> _Direction_:
Copy out the listing that follows, exact in every word, and skip the images.

=-=-=

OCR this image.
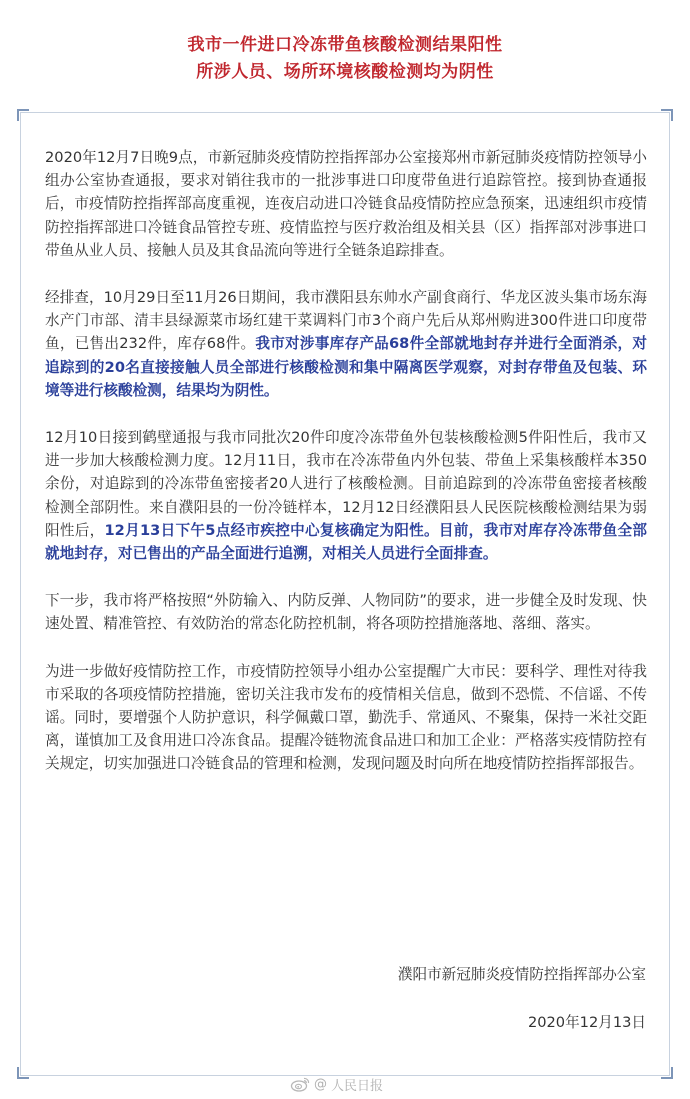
我市一件进口冷冻带鱼核酸检测结果阳性
所涉人员、场所环境核酸检测均为阴性

2020年12月7日晚9点，市新冠肺炎疫情防控指挥部办公室接郑州市新冠肺炎疫情防控领导小组办公室协查通报，要求对销往我市的一批涉事进口印度带鱼进行追踪管控。接到协查通报后，市疫情防控指挥部高度重视，连夜启动进口冷链食品疫情防控应急预案，迅速组织市疫情防控指挥部进口冷链食品管控专班、疫情监控与医疗救治组及相关县（区）指挥部对涉事进口带鱼从业人员、接触人员及其食品流向等进行全链条追踪排查。

经排查，10月29日至11月26日期间，我市濮阳县东帅水产副食商行、华龙区波头集市场东海水产门市部、清丰县绿源菜市场红建干菜调料门市3个商户先后从郑州购进300件进口印度带鱼，已售出232件，库存68件。我市对涉事库存产品68件全部就地封存并进行全面消杀，对追踪到的20名直接接触人员全部进行核酸检测和集中隔离医学观察，对封存带鱼及包装、环境等进行核酸检测，结果均为阴性。

12月10日接到鹤壁通报与我市同批次20件印度冷冻带鱼外包装核酸检测5件阳性后，我市又进一步加大核酸检测力度。12月11日，我市在冷冻带鱼内外包装、带鱼上采集核酸样本350余份，对追踪到的冷冻带鱼密接者20人进行了核酸检测。目前追踪到的冷冻带鱼密接者核酸检测全部阴性。来自濮阳县的一份冷链样本，12月12日经濮阳县人民医院核酸检测结果为弱阳性后，12月13日下午5点经市疾控中心复核确定为阳性。目前，我市对库存冷冻带鱼全部就地封存，对已售出的产品全面进行追溯，对相关人员进行全面排查。

下一步，我市将严格按照“外防输入、内防反弹、人物同防”的要求，进一步健全及时发现、快速处置、精准管控、有效防治的常态化防控机制，将各项防控措施落地、落细、落实。

为进一步做好疫情防控工作，市疫情防控领导小组办公室提醒广大市民：要科学、理性对待我市采取的各项疫情防控措施，密切关注我市发布的疫情相关信息，做到不恐慌、不信谣、不传谣。同时，要增强个人防护意识，科学佩戴口罩，勤洗手、常通风、不聚集，保持一米社交距离，谨慎加工及食用进口冷冻食品。提醒冷链物流食品进口和加工企业：严格落实疫情防控有关规定，切实加强进口冷链食品的管理和检测，发现问题及时向所在地疫情防控指挥部报告。

濮阳市新冠肺炎疫情防控指挥部办公室
2020年12月13日
@ 人民日报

=-=-=

> _Complete response_:
OCR this image.
我市一件进口冷冻带鱼核酸检测结果阳性
所涉人员、场所环境核酸检测均为阴性

2020年12月7日晚9点，市新冠肺炎疫情防控指挥部办公室接郑州市新冠肺炎疫情防控领导小组办公室协查通报，要求对销往我市的一批涉事进口印度带鱼进行追踪管控。接到协查通报后，市疫情防控指挥部高度重视，连夜启动进口冷链食品疫情防控应急预案，迅速组织市疫情防控指挥部进口冷链食品管控专班、疫情监控与医疗救治组及相关县（区）指挥部对涉事进口带鱼从业人员、接触人员及其食品流向等进行全链条追踪排查。

经排查，10月29日至11月26日期间，我市濮阳县东帅水产副食商行、华龙区波头集市场东海水产门市部、清丰县绿源菜市场红建干菜调料门市3个商户先后从郑州购进300件进口印度带鱼，已售出232件，库存68件。我市对涉事库存产品68件全部就地封存并进行全面消杀，对追踪到的20名直接接触人员全部进行核酸检测和集中隔离医学观察，对封存带鱼及包装、环境等进行核酸检测，结果均为阴性。

12月10日接到鹤壁通报与我市同批次20件印度冷冻带鱼外包装核酸检测5件阳性后，我市又进一步加大核酸检测力度。12月11日，我市在冷冻带鱼内外包装、带鱼上采集核酸样本350余份，对追踪到的冷冻带鱼密接者20人进行了核酸检测。目前追踪到的冷冻带鱼密接者核酸检测全部阴性。来自濮阳县的一份冷链样本，12月12日经濮阳县人民医院核酸检测结果为弱阳性后，12月13日下午5点经市疾控中心复核确定为阳性。目前，我市对库存冷冻带鱼全部就地封存，对已售出的产品全面进行追溯，对相关人员进行全面排查。

下一步，我市将严格按照“外防输入、内防反弹、人物同防”的要求，进一步健全及时发现、快速处置、精准管控、有效防治的常态化防控机制，将各项防控措施落地、落细、落实。

为进一步做好疫情防控工作，市疫情防控领导小组办公室提醒广大市民：要科学、理性对待我市采取的各项疫情防控措施，密切关注我市发布的疫情相关信息，做到不恐慌、不信谣、不传谣。同时，要增强个人防护意识，科学佩戴口罩，勤洗手、常通风、不聚集，保持一米社交距离，谨慎加工及食用进口冷冻食品。提醒冷链物流食品进口和加工企业：严格落实疫情防控有关规定，切实加强进口冷链食品的管理和检测，发现问题及时向所在地疫情防控指挥部报告。

濮阳市新冠肺炎疫情防控指挥部办公室
2020年12月13日
@ 人民日报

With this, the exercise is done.